> _Task requirements_:
From the entries below, gather every line containing the string "Zarząd".

* start Provided information *

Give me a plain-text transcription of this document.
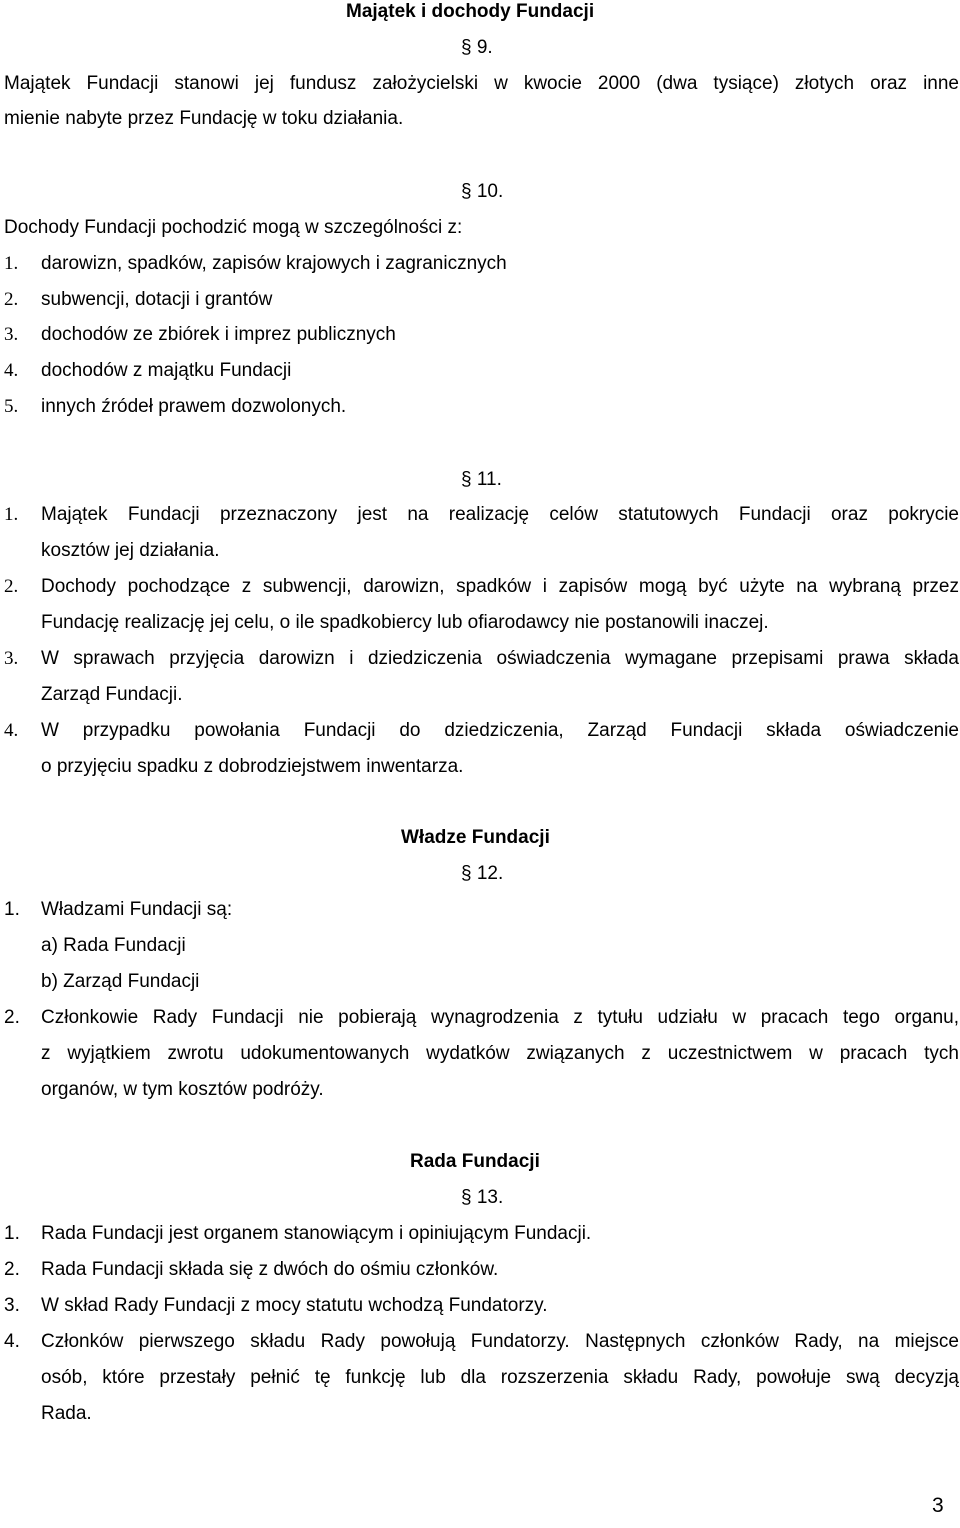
Majątek i dochody Fundacji
§ 9.
Majątek Fundacji stanowi jej fundusz założycielski w kwocie 2000 (dwa tysiące) złotych oraz inne
mienie nabyte przez Fundację w toku działania.
§ 10.
Dochody Fundacji pochodzić mogą w szczególności z:
1. darowizn, spadków, zapisów krajowych i zagranicznych
2. subwencji, dotacji i grantów
3. dochodów ze zbiórek i imprez publicznych
4. dochodów z majątku Fundacji
5. innych źródeł prawem dozwolonych.
§ 11.
1. Majątek Fundacji przeznaczony jest na realizację celów statutowych Fundacji oraz pokrycie
kosztów jej działania.
2. Dochody pochodzące z subwencji, darowizn, spadków i zapisów mogą być użyte na wybraną przez
Fundację realizację jej celu, o ile spadkobiercy lub ofiarodawcy nie postanowili inaczej.
3. W sprawach przyjęcia darowizn i dziedziczenia oświadczenia wymagane przepisami prawa składa
Zarząd Fundacji.
4. W przypadku powołania Fundacji do dziedziczenia, Zarząd Fundacji składa oświadczenie
o przyjęciu spadku z dobrodziejstwem inwentarza.
Władze Fundacji
§ 12.
1. Władzami Fundacji są:
a) Rada Fundacji
b) Zarząd Fundacji
2. Członkowie Rady Fundacji nie pobierają wynagrodzenia z tytułu udziału w pracach tego organu,
z wyjątkiem zwrotu udokumentowanych wydatków związanych z uczestnictwem w pracach tych
organów, w tym kosztów podróży.
Rada Fundacji
§ 13.
1. Rada Fundacji jest organem stanowiącym i opiniującym Fundacji.
2. Rada Fundacji składa się z dwóch do ośmiu członków.
3. W skład Rady Fundacji z mocy statutu wchodzą Fundatorzy.
4. Członków pierwszego składu Rady powołują Fundatorzy. Następnych członków Rady, na miejsce
osób, które przestały pełnić tę funkcję lub dla rozszerzenia składu Rady, powołuje swą decyzją
Rada.
3
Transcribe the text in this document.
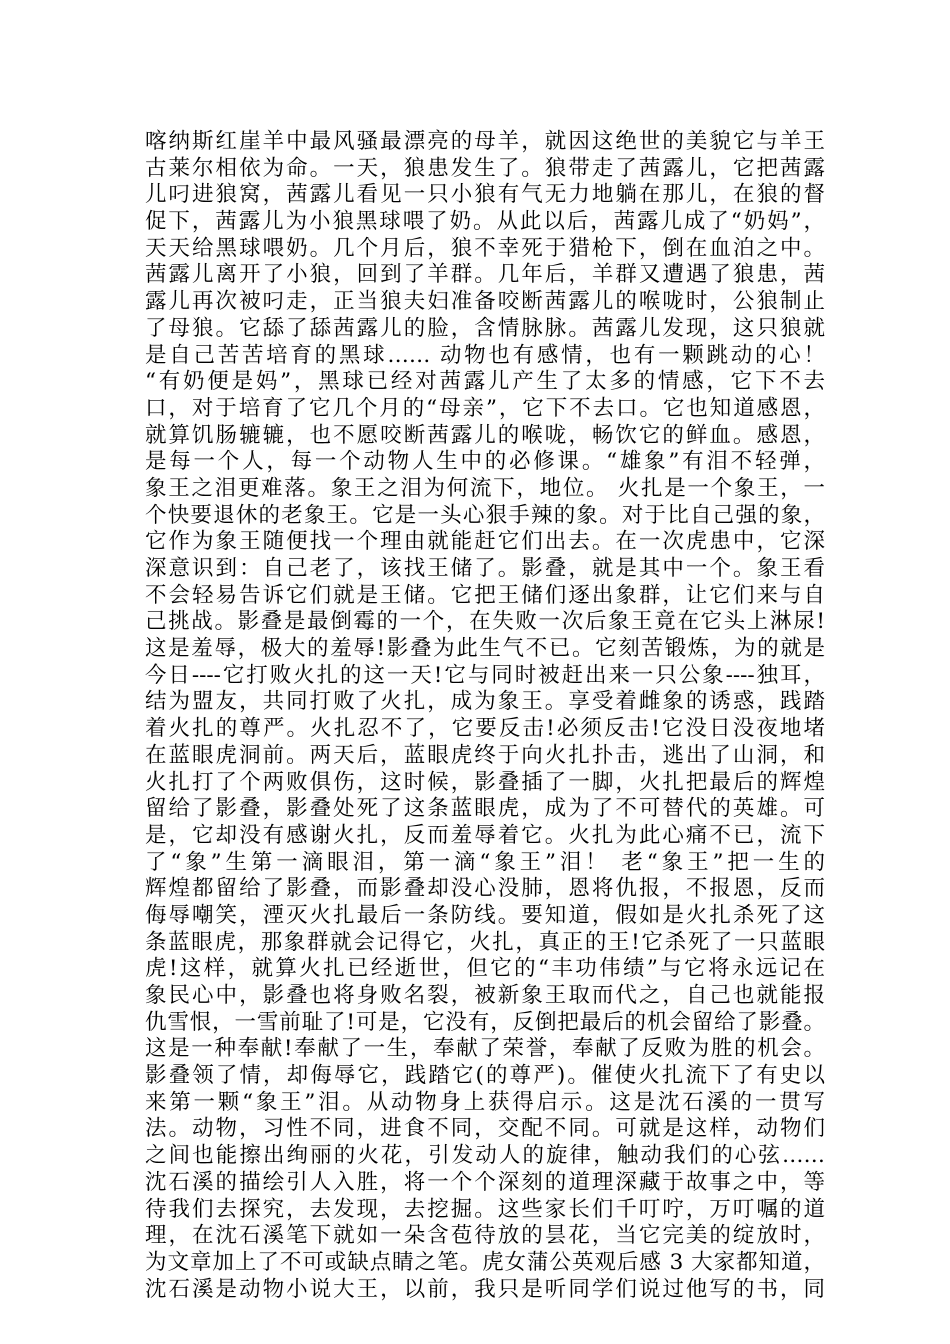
喀纳斯红崖羊中最风骚最漂亮的母羊，就因这绝世的美貌它与羊王
古莱尔相依为命。一天，狼患发生了。狼带走了茜露儿，它把茜露
儿叼进狼窝，茜露儿看见一只小狼有气无力地躺在那儿，在狼的督
促下，茜露儿为小狼黑球喂了奶。从此以后，茜露儿成了“奶妈”，
天天给黑球喂奶。几个月后，狼不幸死于猎枪下，倒在血泊之中。
茜露儿离开了小狼，回到了羊群。几年后，羊群又遭遇了狼患，茜
露儿再次被叼走，正当狼夫妇准备咬断茜露儿的喉咙时，公狼制止
了母狼。它舔了舔茜露儿的脸，含情脉脉。茜露儿发现，这只狼就
是自己苦苦培育的黑球…… 动物也有感情，也有一颗跳动的心！
“有奶便是妈”，黑球已经对茜露儿产生了太多的情感，它下不去
口，对于培育了它几个月的“母亲”，它下不去口。它也知道感恩，
就算饥肠辘辘，也不愿咬断茜露儿的喉咙，畅饮它的鲜血。感恩，
是每一个人，每一个动物人生中的必修课。“雄象”有泪不轻弹，
象王之泪更难落。象王之泪为何流下，地位。 火扎是一个象王，一
个快要退休的老象王。它是一头心狠手辣的象。对于比自己强的象，
它作为象王随便找一个理由就能赶它们出去。在一次虎患中，它深
深意识到：自己老了，该找王储了。影叠，就是其中一个。象王看
不会轻易告诉它们就是王储。它把王储们逐出象群，让它们来与自
己挑战。影叠是最倒霉的一个，在失败一次后象王竟在它头上淋尿!
这是羞辱，极大的羞辱!影叠为此生气不已。它刻苦锻炼，为的就是
今日----它打败火扎的这一天!它与同时被赶出来一只公象----独耳，
结为盟友，共同打败了火扎，成为象王。享受着雌象的诱惑，践踏
着火扎的尊严。火扎忍不了，它要反击!必须反击!它没日没夜地堵
在蓝眼虎洞前。两天后，蓝眼虎终于向火扎扑击，逃出了山洞，和
火扎打了个两败俱伤，这时候，影叠插了一脚，火扎把最后的辉煌
留给了影叠，影叠处死了这条蓝眼虎，成为了不可替代的英雄。可
是，它却没有感谢火扎，反而羞辱着它。火扎为此心痛不已，流下
了“象”生第一滴眼泪，第一滴“象王”泪！ 老“象王”把一生的
辉煌都留给了影叠，而影叠却没心没肺，恩将仇报，不报恩，反而
侮辱嘲笑，湮灭火扎最后一条防线。要知道，假如是火扎杀死了这
条蓝眼虎，那象群就会记得它，火扎，真正的王!它杀死了一只蓝眼
虎!这样，就算火扎已经逝世，但它的“丰功伟绩”与它将永远记在
象民心中，影叠也将身败名裂，被新象王取而代之，自己也就能报
仇雪恨，一雪前耻了!可是，它没有，反倒把最后的机会留给了影叠。
这是一种奉献!奉献了一生，奉献了荣誉，奉献了反败为胜的机会。
影叠领了情，却侮辱它，践踏它(的尊严)。催使火扎流下了有史以
来第一颗“象王”泪。从动物身上获得启示。这是沈石溪的一贯写
法。动物，习性不同，进食不同，交配不同。可就是这样，动物们
之间也能擦出绚丽的火花，引发动人的旋律，触动我们的心弦……
沈石溪的描绘引人入胜，将一个个深刻的道理深藏于故事之中，等
待我们去探究，去发现，去挖掘。这些家长们千叮咛，万叮嘱的道
理，在沈石溪笔下就如一朵含苞待放的昙花，当它完美的绽放时，
为文章加上了不可或缺点睛之笔。虎女蒲公英观后感 3 大家都知道，
沈石溪是动物小说大王，以前，我只是听同学们说过他写的书，同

* end Provided information *

> _Right answer_:
Zarząd Fundacji.
4. W przypadku powołania Fundacji do dziedziczenia, Zarząd Fundacji składa oświadczenie
b) Zarząd Fundacji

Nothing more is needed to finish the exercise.